Show all lines holding the string "premium".

= = =

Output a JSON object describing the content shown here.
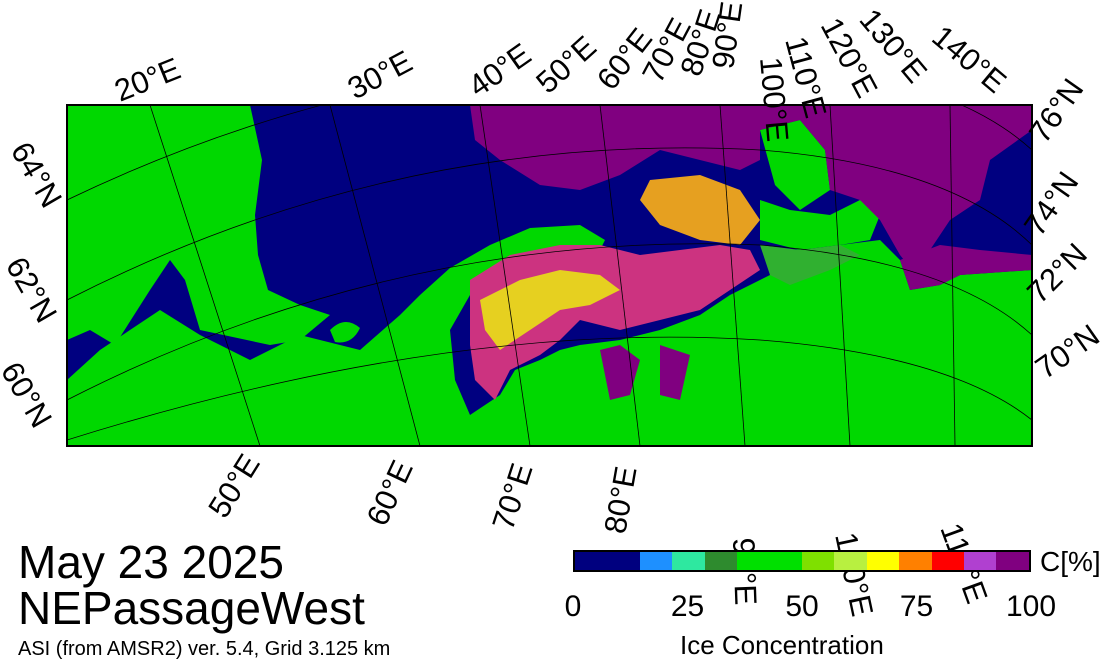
{
  "title": {
    "date": "May 23 2025",
    "region": "NEPassageWest",
    "source": "ASI (from AMSR2) ver. 5.4,  Grid 3.125 km"
  },
  "colorbar": {
    "unit": "C[%]",
    "title": "Ice Concentration",
    "ticks": [
      "0",
      "25",
      "50",
      "75",
      "100"
    ],
    "colors": [
      "#00007f",
      "#00007f",
      "#1e90ff",
      "#2ee8a0",
      "#2e8b2e",
      "#00e000",
      "#00e000",
      "#7fe000",
      "#b8f040",
      "#ffff00",
      "#ff8000",
      "#ff0000",
      "#b040d0",
      "#800080"
    ]
  },
  "map": {
    "colors": {
      "ocean": "#000080",
      "land": "#00d800",
      "ice_dense": "#800080"
    },
    "top_lon_labels": [
      "20°E",
      "30°E",
      "40°E",
      "50°E",
      "60°E",
      "70°E",
      "80°E",
      "90°E",
      "100°E",
      "110°E",
      "120°E",
      "130°E",
      "140°E"
    ],
    "bottom_lon_labels": [
      "50°E",
      "60°E",
      "70°E",
      "80°E",
      "90°E",
      "100°E",
      "110°E"
    ],
    "left_lat_labels": [
      "64°N",
      "62°N",
      "60°N"
    ],
    "right_lat_labels": [
      "76°N",
      "74°N",
      "72°N",
      "70°N"
    ]
  }
}
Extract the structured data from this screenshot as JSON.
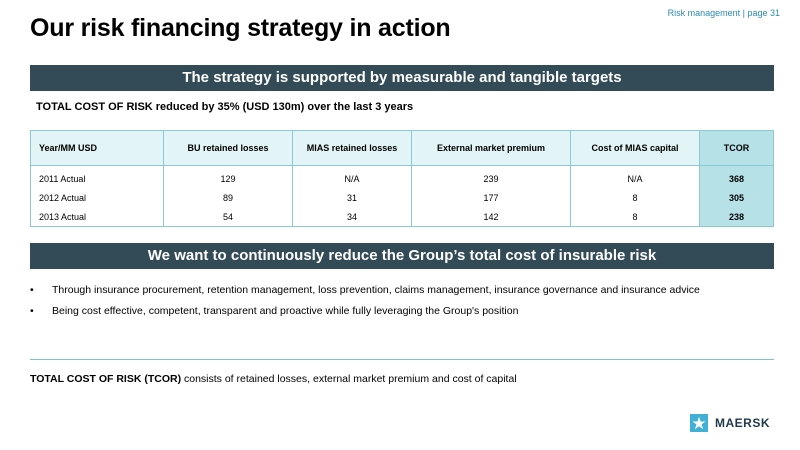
{
  "header": {
    "page_label": "Risk management | page 31",
    "title": "Our risk financing strategy in action"
  },
  "section1": {
    "banner": "The strategy is supported by measurable and tangible targets",
    "subhead": "TOTAL COST OF RISK reduced by 35% (USD 130m) over the last 3 years"
  },
  "table": {
    "headers": [
      "Year/MM USD",
      "BU retained losses",
      "MIAS retained losses",
      "External market premium",
      "Cost of  MIAS capital",
      "TCOR"
    ],
    "rows": [
      [
        "2011 Actual",
        "129",
        "N/A",
        "239",
        "N/A",
        "368"
      ],
      [
        "2012 Actual",
        "89",
        "31",
        "177",
        "8",
        "305"
      ],
      [
        "2013 Actual",
        "54",
        "34",
        "142",
        "8",
        "238"
      ]
    ]
  },
  "section2": {
    "banner": "We want to continuously reduce the Group’s total cost of insurable risk",
    "bullet_glyph": "•",
    "bullets": [
      "Through insurance procurement, retention management, loss prevention, claims management, insurance governance and insurance advice",
      "Being cost effective, competent, transparent and proactive while fully leveraging the Group's position"
    ]
  },
  "footnote": {
    "bold": "TOTAL COST OF RISK (TCOR)",
    "text": " consists of retained losses, external market premium and cost of capital"
  },
  "logo": {
    "text": "MAERSK",
    "icon": "star-icon",
    "color": "#42b0d5"
  }
}
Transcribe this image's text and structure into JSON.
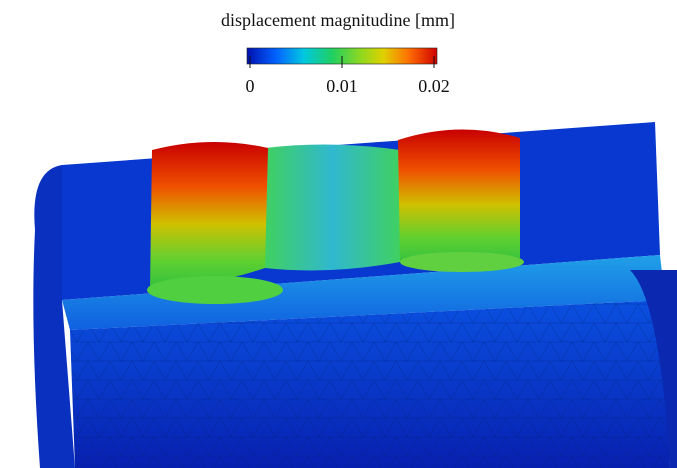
{
  "colorbar": {
    "title": "displacement magnitudine  [mm]",
    "lim": [
      0,
      0.02
    ],
    "ticks": [
      0,
      0.01,
      0.02
    ]
  }
}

= = =

OUTPUT
      "External market premium",
    "text": " consists of retained losses, external market premium and cost of capital"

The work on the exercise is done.